===== Data shown =====

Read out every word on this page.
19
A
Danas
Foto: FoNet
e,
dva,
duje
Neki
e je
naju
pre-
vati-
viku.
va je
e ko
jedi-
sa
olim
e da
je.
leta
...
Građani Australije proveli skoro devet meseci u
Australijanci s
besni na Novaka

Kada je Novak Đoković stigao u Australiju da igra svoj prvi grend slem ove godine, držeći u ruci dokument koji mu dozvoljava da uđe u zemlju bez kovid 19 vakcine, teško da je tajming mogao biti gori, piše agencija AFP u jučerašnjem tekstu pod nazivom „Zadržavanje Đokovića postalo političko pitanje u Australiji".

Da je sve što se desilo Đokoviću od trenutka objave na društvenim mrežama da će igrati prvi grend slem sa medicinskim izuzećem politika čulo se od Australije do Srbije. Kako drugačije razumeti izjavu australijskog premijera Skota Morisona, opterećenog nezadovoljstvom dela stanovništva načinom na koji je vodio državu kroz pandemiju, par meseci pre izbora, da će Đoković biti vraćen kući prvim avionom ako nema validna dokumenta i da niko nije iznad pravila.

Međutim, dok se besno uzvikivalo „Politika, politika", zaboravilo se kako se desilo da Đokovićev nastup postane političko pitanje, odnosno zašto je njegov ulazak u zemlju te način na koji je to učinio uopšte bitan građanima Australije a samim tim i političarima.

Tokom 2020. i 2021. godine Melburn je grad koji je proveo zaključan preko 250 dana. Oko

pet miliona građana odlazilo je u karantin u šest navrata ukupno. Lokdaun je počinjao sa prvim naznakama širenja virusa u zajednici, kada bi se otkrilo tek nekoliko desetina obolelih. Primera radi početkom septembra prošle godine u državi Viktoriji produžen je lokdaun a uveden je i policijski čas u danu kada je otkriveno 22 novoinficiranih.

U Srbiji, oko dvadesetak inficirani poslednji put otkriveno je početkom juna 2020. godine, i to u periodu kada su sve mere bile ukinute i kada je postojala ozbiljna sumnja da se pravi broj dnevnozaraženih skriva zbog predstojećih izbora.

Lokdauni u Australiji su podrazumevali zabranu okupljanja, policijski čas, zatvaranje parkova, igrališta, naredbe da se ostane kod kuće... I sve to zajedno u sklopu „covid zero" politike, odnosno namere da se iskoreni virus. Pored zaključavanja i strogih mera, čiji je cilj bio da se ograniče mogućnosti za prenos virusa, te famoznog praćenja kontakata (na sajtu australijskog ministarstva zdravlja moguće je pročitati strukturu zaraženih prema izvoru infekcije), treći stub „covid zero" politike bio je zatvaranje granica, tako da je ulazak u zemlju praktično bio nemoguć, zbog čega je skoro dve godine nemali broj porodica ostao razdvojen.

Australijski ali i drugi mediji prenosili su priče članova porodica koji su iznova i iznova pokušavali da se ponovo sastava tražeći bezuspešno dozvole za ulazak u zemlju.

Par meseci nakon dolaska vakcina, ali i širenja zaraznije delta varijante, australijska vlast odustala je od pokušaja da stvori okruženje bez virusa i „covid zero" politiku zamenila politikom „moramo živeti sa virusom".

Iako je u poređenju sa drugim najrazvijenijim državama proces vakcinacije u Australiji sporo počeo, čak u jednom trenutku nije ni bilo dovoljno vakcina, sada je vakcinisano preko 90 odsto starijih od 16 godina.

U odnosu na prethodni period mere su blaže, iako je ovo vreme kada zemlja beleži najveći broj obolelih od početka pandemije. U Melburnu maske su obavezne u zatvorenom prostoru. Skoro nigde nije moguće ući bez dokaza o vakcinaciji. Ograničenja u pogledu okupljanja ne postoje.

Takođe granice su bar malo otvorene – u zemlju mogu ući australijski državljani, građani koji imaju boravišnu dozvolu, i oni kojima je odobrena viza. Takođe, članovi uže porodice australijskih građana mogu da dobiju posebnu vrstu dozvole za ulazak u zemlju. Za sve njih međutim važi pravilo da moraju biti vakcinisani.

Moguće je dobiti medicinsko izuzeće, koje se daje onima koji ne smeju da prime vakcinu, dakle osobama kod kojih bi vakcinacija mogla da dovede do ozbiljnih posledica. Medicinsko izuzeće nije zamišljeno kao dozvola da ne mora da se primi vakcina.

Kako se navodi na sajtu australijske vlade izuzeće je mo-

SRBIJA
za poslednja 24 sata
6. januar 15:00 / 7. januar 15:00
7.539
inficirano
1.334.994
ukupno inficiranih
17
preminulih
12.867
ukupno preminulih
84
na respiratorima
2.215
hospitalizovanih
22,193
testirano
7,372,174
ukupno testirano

=====

• Task to complete: Your answer should be each line from the entries that includes the string "prvim".

• Exercise answer:
Da je sve što se desilo Đokoviću od trenutka objave na društvenim mrežama da će igrati prvi grend slem sa medicinskim izuzećem politika čulo se od Australije do Srbije. Kako drugačije razumeti izjavu australijskog premijera Skota Morisona, opterećenog nezadovoljstvom dela stanovništva načinom na koji je vodio državu kroz pandemiju, par meseci pre izbora, da će Đoković biti vraćen kući prvim avionom ako nema validna dokumenta i da niko nije iznad pravila.
pet miliona građana odlazilo je u karantin u šest navrata ukupno. Lokdaun je počinjao sa prvim naznakama širenja virusa u zajednici, kada bi se otkrilo tek nekoliko desetina obolelih. Primera radi početkom septembra prošle godine u državi Viktoriji produžen je lokdaun a uveden je i policijski čas u danu kada je otkriveno 22 novoinficiranih.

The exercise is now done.